▶ _Set exercise_:
Which lines in the records below contain the word "title"? Copy each of them.

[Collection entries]
-=-=-
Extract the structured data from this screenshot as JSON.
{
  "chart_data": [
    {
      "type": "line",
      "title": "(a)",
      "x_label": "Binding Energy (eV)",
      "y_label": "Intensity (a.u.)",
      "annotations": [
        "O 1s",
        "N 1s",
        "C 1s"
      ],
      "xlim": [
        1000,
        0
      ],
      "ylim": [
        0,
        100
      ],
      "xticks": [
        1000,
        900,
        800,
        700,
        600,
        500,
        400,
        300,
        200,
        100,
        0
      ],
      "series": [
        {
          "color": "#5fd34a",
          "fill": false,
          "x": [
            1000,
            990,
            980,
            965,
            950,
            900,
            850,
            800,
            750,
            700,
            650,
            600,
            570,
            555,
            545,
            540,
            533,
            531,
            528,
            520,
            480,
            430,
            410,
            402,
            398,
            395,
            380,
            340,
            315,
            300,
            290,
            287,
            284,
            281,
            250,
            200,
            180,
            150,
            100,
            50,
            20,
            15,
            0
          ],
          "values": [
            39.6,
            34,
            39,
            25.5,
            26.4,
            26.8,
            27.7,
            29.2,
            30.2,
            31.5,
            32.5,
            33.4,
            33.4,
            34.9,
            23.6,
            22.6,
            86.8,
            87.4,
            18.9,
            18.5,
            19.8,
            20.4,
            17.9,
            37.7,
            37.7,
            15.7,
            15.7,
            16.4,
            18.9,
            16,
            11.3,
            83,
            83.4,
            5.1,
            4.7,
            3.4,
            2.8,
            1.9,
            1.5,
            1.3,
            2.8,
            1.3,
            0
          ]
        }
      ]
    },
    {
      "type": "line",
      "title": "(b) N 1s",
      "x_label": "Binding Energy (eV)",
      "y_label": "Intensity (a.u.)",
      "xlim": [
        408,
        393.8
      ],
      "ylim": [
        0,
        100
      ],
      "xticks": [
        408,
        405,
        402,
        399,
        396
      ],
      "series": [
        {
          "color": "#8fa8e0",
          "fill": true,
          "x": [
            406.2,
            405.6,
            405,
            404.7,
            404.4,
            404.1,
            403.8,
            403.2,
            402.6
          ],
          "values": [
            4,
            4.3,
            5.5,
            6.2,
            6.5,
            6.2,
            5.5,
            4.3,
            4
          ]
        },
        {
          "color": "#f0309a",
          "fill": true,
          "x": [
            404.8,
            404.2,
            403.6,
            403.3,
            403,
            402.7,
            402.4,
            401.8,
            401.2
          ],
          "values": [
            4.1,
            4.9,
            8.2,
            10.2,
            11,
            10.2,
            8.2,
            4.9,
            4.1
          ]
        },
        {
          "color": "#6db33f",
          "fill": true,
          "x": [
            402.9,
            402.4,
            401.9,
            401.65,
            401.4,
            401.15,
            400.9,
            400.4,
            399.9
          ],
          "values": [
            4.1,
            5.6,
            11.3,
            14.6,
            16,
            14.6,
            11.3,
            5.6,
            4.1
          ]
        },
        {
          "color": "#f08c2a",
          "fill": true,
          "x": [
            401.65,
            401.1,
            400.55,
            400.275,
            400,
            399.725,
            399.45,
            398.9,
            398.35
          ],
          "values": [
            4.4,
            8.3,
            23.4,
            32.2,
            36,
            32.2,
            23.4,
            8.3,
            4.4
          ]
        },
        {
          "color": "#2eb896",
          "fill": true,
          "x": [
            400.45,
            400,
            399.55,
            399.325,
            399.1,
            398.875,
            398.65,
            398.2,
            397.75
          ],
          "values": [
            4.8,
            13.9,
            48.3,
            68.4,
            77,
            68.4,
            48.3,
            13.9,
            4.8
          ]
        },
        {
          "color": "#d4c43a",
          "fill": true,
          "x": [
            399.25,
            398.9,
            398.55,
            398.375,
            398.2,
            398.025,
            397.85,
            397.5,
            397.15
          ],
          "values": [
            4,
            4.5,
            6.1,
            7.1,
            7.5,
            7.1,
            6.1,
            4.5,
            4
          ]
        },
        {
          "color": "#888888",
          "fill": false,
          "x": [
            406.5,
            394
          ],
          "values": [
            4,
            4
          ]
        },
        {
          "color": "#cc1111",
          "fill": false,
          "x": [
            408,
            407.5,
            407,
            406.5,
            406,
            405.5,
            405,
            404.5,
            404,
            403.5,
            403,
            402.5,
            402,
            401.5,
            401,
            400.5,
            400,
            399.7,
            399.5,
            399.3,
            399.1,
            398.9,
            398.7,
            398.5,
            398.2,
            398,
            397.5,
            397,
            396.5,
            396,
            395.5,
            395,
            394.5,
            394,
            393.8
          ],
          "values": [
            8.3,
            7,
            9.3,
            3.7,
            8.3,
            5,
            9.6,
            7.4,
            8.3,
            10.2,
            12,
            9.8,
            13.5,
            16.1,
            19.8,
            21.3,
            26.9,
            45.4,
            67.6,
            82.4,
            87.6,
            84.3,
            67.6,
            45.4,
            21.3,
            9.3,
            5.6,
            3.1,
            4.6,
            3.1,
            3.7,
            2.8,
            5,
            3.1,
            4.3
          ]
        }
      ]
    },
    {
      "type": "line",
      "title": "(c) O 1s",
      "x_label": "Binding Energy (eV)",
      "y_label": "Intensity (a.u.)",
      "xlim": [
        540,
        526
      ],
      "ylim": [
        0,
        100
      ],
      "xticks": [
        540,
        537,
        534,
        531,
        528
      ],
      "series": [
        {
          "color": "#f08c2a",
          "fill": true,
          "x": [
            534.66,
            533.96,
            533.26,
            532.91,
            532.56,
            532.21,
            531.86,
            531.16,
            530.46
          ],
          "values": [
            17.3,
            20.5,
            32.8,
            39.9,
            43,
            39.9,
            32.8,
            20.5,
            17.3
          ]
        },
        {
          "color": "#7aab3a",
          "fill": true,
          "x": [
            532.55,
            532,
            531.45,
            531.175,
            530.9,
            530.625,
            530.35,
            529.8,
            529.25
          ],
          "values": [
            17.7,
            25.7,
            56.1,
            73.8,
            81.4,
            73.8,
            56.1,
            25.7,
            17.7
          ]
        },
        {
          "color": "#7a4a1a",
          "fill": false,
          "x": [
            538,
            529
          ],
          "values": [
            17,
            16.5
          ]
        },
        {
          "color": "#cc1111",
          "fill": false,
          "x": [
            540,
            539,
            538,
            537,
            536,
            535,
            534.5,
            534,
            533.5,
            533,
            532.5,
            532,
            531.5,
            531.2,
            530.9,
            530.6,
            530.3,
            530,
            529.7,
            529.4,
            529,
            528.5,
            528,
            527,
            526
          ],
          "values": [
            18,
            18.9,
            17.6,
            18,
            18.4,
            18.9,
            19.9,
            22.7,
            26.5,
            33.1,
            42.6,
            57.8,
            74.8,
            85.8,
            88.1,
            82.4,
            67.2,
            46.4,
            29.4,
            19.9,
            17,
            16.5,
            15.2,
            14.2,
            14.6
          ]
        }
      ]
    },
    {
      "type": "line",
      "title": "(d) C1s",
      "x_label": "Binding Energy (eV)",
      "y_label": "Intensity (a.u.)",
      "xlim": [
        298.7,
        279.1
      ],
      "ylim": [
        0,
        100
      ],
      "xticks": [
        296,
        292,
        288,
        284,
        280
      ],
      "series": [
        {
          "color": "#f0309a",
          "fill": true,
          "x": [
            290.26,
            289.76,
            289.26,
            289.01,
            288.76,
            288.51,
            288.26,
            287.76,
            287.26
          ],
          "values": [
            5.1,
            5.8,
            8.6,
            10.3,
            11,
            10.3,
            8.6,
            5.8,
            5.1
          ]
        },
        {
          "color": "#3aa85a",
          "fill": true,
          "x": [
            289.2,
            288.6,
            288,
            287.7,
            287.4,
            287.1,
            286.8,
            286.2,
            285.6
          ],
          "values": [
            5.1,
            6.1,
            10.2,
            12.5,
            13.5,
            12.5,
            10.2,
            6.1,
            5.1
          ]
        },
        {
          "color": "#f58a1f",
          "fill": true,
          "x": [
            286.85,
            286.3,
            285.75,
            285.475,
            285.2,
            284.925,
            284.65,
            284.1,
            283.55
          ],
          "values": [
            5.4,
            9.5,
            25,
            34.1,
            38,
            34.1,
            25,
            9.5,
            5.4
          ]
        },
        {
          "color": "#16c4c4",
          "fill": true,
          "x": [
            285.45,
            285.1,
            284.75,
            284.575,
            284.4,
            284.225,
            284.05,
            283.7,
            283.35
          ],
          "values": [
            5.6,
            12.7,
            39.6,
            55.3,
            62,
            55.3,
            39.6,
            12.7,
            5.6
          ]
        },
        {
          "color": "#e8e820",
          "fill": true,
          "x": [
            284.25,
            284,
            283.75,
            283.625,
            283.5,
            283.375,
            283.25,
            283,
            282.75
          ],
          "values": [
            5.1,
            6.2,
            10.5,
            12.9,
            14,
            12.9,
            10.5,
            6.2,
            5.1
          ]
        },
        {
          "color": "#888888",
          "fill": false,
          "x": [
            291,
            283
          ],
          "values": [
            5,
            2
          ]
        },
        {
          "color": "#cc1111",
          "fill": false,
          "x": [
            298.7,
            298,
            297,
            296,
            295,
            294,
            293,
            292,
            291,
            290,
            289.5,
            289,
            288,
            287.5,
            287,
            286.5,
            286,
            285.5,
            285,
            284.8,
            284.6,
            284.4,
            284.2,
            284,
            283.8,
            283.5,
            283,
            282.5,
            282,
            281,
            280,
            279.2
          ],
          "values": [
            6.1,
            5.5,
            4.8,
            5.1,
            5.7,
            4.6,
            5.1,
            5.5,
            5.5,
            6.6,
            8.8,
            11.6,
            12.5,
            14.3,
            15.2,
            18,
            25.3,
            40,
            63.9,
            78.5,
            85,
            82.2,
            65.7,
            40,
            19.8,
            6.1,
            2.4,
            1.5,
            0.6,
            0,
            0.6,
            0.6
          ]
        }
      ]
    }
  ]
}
-=-=-
▶ _Problem solution_:
      "title": "(a)",
      "title": "(b) N 1s",
      "title": "(c) O 1s",
      "title": "(d) C1s",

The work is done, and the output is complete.